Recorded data
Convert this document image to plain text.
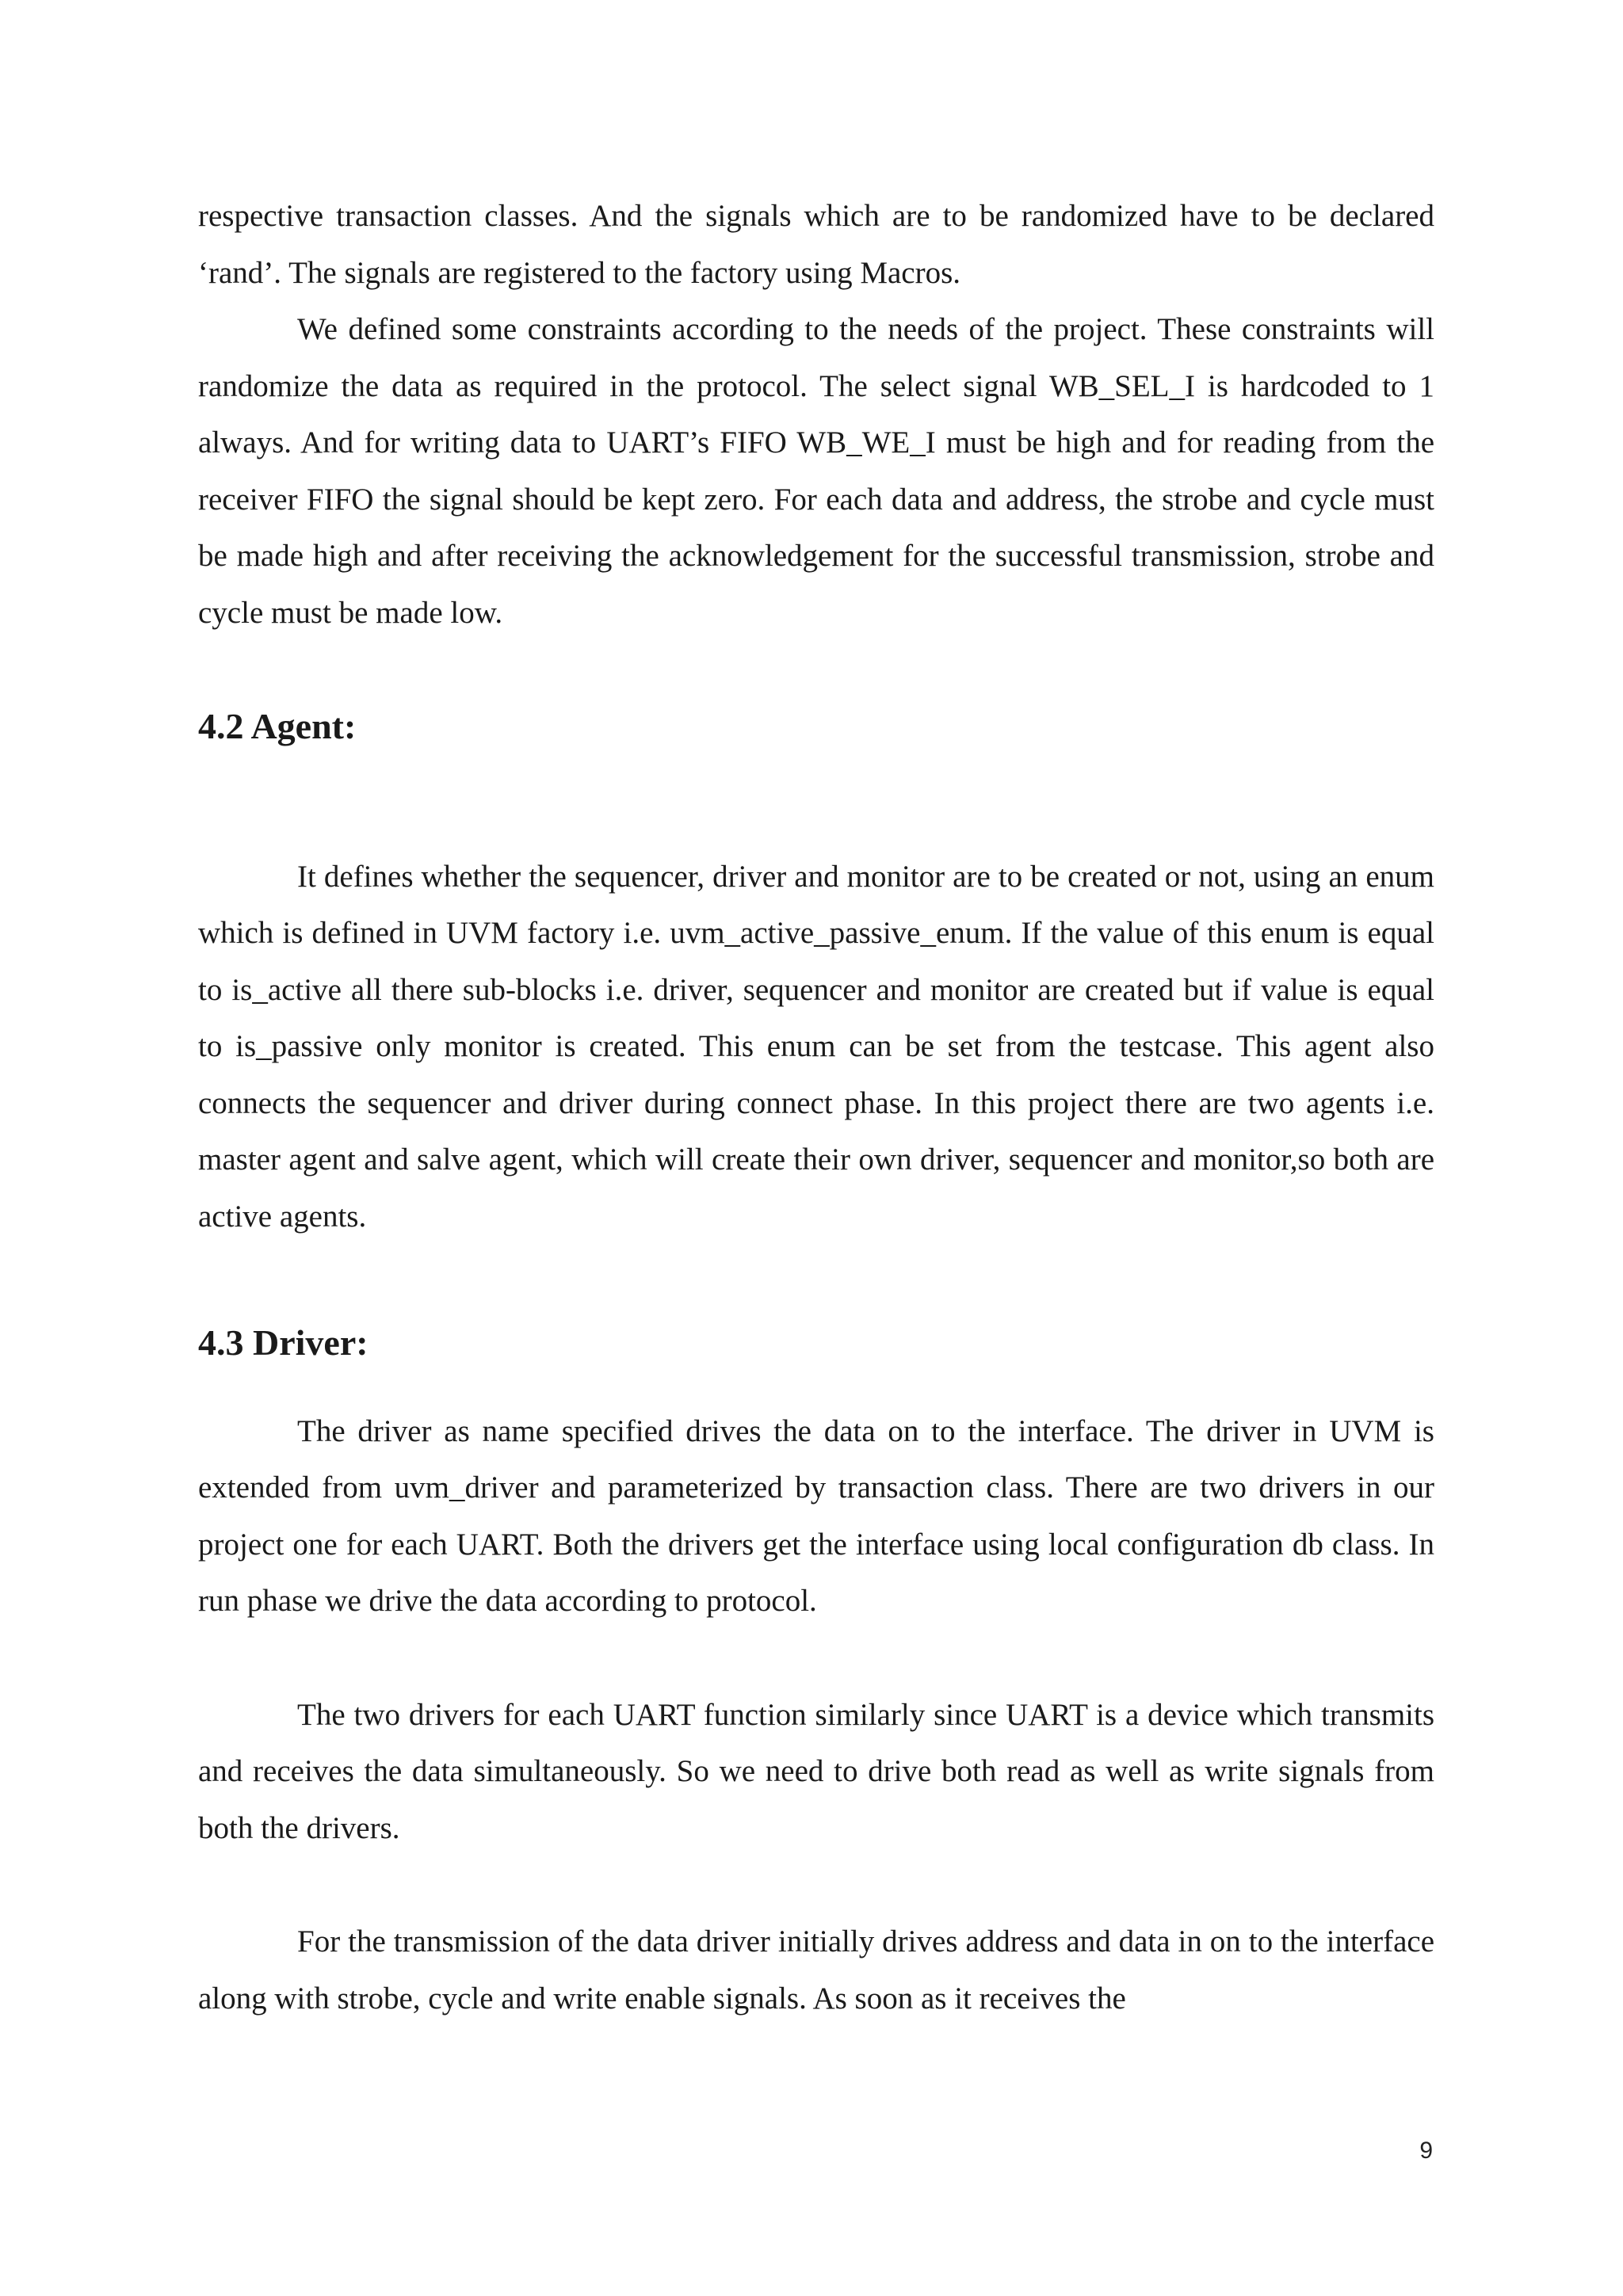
respective transaction classes. And the signals which are to be randomized have to be declared ‘rand’. The signals are registered to the factory using Macros.

We defined some constraints according to the needs of the project. These constraints will randomize the data as required in the protocol. The select signal WB_SEL_I is hardcoded to 1 always. And for writing data to UART’s FIFO WB_WE_I must be high and for reading from the receiver FIFO the signal should be kept zero. For each data and address, the strobe and cycle must be made high and after receiving the acknowledgement for the successful transmission, strobe and cycle must be made low.

4.2 Agent:

It defines whether the sequencer, driver and monitor are to be created or not, using an enum which is defined in UVM factory i.e. uvm_active_passive_enum. If the value of this enum is equal to is_active all there sub-blocks i.e. driver, sequencer and monitor are created but if value is equal to is_passive only monitor is created. This enum can be set from the testcase. This agent also connects the sequencer and driver during connect phase. In this project there are two agents i.e. master agent and salve agent, which will create their own driver, sequencer and monitor,so both are active agents.

4.3 Driver:

The driver as name specified drives the data on to the interface. The driver in UVM is extended from uvm_driver and parameterized by transaction class. There are two drivers in our project one for each UART. Both the drivers get the interface using local configuration db class. In run phase we drive the data according to protocol.

The two drivers for each UART function similarly since UART is a device which transmits and receives the data simultaneously. So we need to drive both read as well as write signals from both the drivers.

For the transmission of the data driver initially drives address and data in on to the interface along with strobe, cycle and write enable signals. As soon as it receives the

9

#### Exercise task
Pictures stay out of the copy; please restate every record above exactly.

#### Written response
Convert this document image to plain text.
respective transaction classes. And the signals which are to be randomized have to be declared ‘rand’. The signals are registered to the factory using Macros.

We defined some constraints according to the needs of the project. These constraints will randomize the data as required in the protocol. The select signal WB_SEL_I is hardcoded to 1 always. And for writing data to UART’s FIFO WB_WE_I must be high and for reading from the receiver FIFO the signal should be kept zero. For each data and address, the strobe and cycle must be made high and after receiving the acknowledgement for the successful transmission, strobe and cycle must be made low.

4.2 Agent:

It defines whether the sequencer, driver and monitor are to be created or not, using an enum which is defined in UVM factory i.e. uvm_active_passive_enum. If the value of this enum is equal to is_active all there sub-blocks i.e. driver, sequencer and monitor are created but if value is equal to is_passive only monitor is created. This enum can be set from the testcase. This agent also connects the sequencer and driver during connect phase. In this project there are two agents i.e. master agent and salve agent, which will create their own driver, sequencer and monitor,so both are active agents.

4.3 Driver:

The driver as name specified drives the data on to the interface. The driver in UVM is extended from uvm_driver and parameterized by transaction class. There are two drivers in our project one for each UART. Both the drivers get the interface using local configuration db class. In run phase we drive the data according to protocol.

The two drivers for each UART function similarly since UART is a device which transmits and receives the data simultaneously. So we need to drive both read as well as write signals from both the drivers.

For the transmission of the data driver initially drives address and data in on to the interface along with strobe, cycle and write enable signals. As soon as it receives the

9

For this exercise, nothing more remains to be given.